*Data provided:*
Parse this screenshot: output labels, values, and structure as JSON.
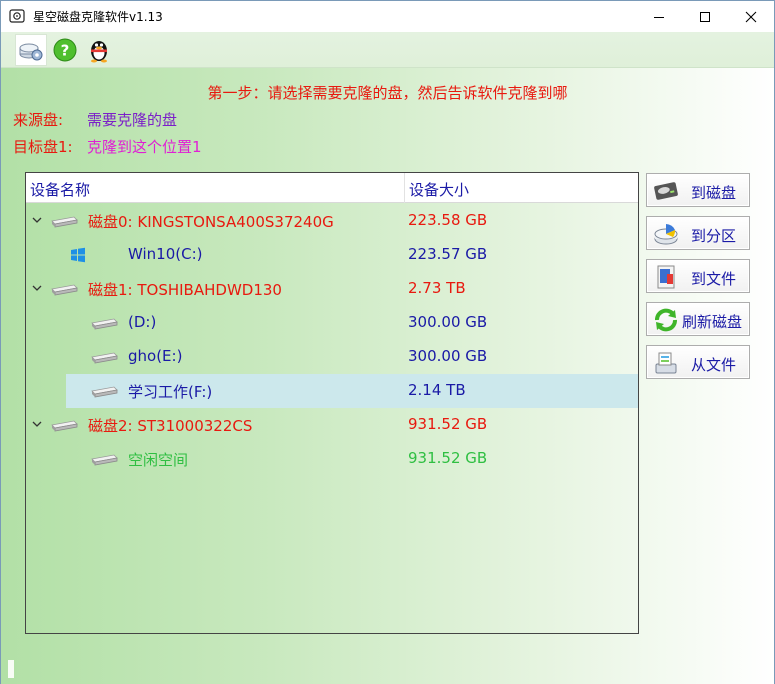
{
  "window": {
    "title": "星空磁盘克隆软件v1.13"
  },
  "toolbar": {
    "buttons": [
      {
        "icon": "settings-disk-icon"
      },
      {
        "icon": "help-icon"
      },
      {
        "icon": "qq-penguin-icon"
      }
    ]
  },
  "step": {
    "text": "第一步：请选择需要克隆的盘，然后告诉软件克隆到哪"
  },
  "source": {
    "label": "来源盘:",
    "value": "需要克隆的盘"
  },
  "target": {
    "label": "目标盘1:",
    "value": "克隆到这个位置1"
  },
  "tree": {
    "columns": [
      "设备名称",
      "设备大小"
    ],
    "rows": [
      {
        "name": "磁盘0: KINGSTONSA400S37240G",
        "size": "223.58 GB",
        "type": "disk",
        "color": "#e8190f"
      },
      {
        "name": "Win10(C:)",
        "size": "223.57 GB",
        "type": "windows-partition",
        "color": "#1a1aa6"
      },
      {
        "name": "磁盘1: TOSHIBAHDWD130",
        "size": "2.73 TB",
        "type": "disk",
        "color": "#e8190f"
      },
      {
        "name": "(D:)",
        "size": "300.00 GB",
        "type": "partition",
        "color": "#1a1aa6"
      },
      {
        "name": "gho(E:)",
        "size": "300.00 GB",
        "type": "partition",
        "color": "#1a1aa6"
      },
      {
        "name": "学习工作(F:)",
        "size": "2.14 TB",
        "type": "partition",
        "color": "#1a1aa6",
        "selected": true
      },
      {
        "name": "磁盘2: ST31000322CS",
        "size": "931.52 GB",
        "type": "disk",
        "color": "#e8190f"
      },
      {
        "name": "空闲空间",
        "size": "931.52 GB",
        "type": "free-space",
        "color": "#2fbf42"
      }
    ]
  },
  "actions": {
    "to_disk": "到磁盘",
    "to_partition": "到分区",
    "to_file": "到文件",
    "refresh": "刷新磁盘",
    "from_file": "从文件"
  }
}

*Instructions to follow:*
Show the lines that mention the word "size".

*Task output:*
        "size": "223.58 GB",
        "size": "223.57 GB",
        "size": "2.73 TB",
        "size": "300.00 GB",
        "size": "300.00 GB",
        "size": "2.14 TB",
        "size": "931.52 GB",
        "size": "931.52 GB",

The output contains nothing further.